::: Data records
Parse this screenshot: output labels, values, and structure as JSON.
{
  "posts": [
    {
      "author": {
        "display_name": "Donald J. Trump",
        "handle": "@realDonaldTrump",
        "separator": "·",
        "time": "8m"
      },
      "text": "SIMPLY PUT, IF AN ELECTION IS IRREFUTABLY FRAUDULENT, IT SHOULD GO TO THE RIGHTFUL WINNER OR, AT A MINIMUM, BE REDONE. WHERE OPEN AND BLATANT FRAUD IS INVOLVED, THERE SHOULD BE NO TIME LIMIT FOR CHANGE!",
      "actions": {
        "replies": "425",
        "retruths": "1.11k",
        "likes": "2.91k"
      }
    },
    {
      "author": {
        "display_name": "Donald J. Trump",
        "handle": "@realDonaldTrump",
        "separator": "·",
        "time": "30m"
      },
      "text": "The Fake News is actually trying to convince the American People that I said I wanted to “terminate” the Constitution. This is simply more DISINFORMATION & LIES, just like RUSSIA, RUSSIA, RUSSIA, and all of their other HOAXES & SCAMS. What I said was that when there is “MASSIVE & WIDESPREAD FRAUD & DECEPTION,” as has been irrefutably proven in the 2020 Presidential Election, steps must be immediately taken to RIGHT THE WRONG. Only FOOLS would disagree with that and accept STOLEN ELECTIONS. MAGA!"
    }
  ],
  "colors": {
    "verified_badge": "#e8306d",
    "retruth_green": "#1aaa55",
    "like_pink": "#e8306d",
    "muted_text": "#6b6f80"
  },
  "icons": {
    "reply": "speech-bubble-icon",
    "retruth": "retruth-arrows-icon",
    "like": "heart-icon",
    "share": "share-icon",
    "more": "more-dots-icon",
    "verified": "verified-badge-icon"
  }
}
::::::
> [Challenge]:
Retype all of the material, keeping each line exact.

> [Output for this exercise]:
Parse this screenshot: output labels, values, and structure as JSON.
{
  "posts": [
    {
      "author": {
        "display_name": "Donald J. Trump",
        "handle": "@realDonaldTrump",
        "separator": "·",
        "time": "8m"
      },
      "text": "SIMPLY PUT, IF AN ELECTION IS IRREFUTABLY FRAUDULENT, IT SHOULD GO TO THE RIGHTFUL WINNER OR, AT A MINIMUM, BE REDONE. WHERE OPEN AND BLATANT FRAUD IS INVOLVED, THERE SHOULD BE NO TIME LIMIT FOR CHANGE!",
      "actions": {
        "replies": "425",
        "retruths": "1.11k",
        "likes": "2.91k"
      }
    },
    {
      "author": {
        "display_name": "Donald J. Trump",
        "handle": "@realDonaldTrump",
        "separator": "·",
        "time": "30m"
      },
      "text": "The Fake News is actually trying to convince the American People that I said I wanted to “terminate” the Constitution. This is simply more DISINFORMATION & LIES, just like RUSSIA, RUSSIA, RUSSIA, and all of their other HOAXES & SCAMS. What I said was that when there is “MASSIVE & WIDESPREAD FRAUD & DECEPTION,” as has been irrefutably proven in the 2020 Presidential Election, steps must be immediately taken to RIGHT THE WRONG. Only FOOLS would disagree with that and accept STOLEN ELECTIONS. MAGA!"
    }
  ],
  "colors": {
    "verified_badge": "#e8306d",
    "retruth_green": "#1aaa55",
    "like_pink": "#e8306d",
    "muted_text": "#6b6f80"
  },
  "icons": {
    "reply": "speech-bubble-icon",
    "retruth": "retruth-arrows-icon",
    "like": "heart-icon",
    "share": "share-icon",
    "more": "more-dots-icon",
    "verified": "verified-badge-icon"
  }
}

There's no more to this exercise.